Stored records
◆ ◆ ◆

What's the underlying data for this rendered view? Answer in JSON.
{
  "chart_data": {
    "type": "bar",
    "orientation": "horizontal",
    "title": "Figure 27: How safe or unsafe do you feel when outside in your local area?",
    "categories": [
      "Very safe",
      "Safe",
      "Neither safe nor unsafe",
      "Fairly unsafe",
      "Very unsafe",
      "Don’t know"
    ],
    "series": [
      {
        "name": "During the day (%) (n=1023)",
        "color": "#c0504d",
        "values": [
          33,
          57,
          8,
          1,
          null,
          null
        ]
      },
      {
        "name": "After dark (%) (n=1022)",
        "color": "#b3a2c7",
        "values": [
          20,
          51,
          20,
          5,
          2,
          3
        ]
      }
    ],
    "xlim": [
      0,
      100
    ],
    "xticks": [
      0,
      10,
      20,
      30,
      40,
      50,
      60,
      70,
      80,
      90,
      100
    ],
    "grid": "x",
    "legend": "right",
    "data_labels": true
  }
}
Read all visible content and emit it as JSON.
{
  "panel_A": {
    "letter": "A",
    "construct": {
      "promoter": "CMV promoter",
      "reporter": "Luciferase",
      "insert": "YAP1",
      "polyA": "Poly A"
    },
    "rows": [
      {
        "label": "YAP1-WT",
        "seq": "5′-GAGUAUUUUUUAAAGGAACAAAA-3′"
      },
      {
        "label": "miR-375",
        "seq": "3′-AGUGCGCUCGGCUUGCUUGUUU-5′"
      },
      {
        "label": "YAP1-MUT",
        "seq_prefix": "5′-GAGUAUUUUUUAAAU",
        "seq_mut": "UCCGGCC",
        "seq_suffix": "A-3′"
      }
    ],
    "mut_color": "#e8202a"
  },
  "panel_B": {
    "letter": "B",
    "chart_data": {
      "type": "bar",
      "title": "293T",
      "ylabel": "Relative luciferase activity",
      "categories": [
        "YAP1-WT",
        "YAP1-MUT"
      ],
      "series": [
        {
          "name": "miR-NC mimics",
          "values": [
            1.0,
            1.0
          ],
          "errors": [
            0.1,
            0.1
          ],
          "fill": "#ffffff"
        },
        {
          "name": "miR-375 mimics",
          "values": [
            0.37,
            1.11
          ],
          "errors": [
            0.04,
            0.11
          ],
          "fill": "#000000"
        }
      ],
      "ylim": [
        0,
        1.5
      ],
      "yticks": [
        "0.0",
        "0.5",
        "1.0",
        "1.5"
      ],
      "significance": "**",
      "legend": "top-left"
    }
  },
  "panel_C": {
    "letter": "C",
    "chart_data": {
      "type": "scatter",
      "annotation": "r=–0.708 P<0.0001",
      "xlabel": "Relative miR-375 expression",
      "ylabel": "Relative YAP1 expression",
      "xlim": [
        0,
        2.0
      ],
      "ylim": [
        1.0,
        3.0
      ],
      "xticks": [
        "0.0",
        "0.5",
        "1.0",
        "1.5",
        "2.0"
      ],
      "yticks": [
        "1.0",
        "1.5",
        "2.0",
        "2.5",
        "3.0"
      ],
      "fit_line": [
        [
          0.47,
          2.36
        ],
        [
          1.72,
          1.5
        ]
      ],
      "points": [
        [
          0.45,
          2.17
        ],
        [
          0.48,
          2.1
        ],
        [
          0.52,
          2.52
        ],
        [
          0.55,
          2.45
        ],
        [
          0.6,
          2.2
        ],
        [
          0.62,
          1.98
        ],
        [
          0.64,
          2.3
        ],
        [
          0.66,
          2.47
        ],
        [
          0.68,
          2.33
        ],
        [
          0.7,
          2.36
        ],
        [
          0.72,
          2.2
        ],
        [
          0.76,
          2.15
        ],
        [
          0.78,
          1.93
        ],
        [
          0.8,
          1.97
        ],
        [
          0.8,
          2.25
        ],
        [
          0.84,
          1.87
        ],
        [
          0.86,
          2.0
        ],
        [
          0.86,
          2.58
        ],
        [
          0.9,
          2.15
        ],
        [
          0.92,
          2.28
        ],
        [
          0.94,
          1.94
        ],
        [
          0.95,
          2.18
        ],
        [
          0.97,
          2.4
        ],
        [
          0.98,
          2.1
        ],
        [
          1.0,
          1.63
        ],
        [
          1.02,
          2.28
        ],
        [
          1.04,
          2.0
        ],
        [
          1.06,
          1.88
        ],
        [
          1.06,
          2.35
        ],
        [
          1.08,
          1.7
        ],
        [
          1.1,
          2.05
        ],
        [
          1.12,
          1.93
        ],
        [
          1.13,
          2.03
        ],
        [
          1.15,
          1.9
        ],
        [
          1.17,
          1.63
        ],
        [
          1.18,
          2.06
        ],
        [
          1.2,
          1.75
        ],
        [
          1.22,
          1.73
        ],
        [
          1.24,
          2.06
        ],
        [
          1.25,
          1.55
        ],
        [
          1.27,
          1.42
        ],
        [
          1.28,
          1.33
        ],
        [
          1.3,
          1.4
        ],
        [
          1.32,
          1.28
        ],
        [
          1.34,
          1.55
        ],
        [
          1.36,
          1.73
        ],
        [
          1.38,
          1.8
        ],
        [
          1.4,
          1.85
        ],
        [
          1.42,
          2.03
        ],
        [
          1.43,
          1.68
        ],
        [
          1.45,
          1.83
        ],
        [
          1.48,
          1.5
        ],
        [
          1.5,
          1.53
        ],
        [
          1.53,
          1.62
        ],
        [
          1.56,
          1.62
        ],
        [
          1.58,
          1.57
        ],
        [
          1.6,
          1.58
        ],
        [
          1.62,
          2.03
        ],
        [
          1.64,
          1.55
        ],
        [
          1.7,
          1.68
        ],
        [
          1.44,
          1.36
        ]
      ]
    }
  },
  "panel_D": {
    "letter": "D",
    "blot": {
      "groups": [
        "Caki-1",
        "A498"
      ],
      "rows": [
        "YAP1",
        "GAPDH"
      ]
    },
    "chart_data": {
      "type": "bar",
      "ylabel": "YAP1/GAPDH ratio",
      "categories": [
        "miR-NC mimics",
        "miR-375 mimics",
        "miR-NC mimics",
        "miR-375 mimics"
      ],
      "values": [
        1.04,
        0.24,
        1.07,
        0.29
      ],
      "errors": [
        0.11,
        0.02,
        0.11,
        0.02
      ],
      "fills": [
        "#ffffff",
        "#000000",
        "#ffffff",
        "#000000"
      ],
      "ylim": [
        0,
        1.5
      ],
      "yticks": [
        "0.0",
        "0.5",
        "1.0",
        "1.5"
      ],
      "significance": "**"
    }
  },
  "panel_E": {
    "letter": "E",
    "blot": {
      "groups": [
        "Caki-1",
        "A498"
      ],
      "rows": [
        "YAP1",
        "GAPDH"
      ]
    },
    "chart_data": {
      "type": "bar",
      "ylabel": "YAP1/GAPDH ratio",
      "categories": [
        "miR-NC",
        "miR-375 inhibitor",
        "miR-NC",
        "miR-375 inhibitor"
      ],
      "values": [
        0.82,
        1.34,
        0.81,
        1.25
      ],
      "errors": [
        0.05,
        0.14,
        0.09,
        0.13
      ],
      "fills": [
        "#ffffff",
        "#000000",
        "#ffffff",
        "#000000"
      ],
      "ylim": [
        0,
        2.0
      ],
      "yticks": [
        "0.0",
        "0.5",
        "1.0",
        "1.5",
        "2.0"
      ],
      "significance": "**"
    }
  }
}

◆ ◆ ◆

PROBLEM TO SOLVE: Say how many lines of the data include the word "name". Respond with the number alone.

EXERCISE ANSWER: 4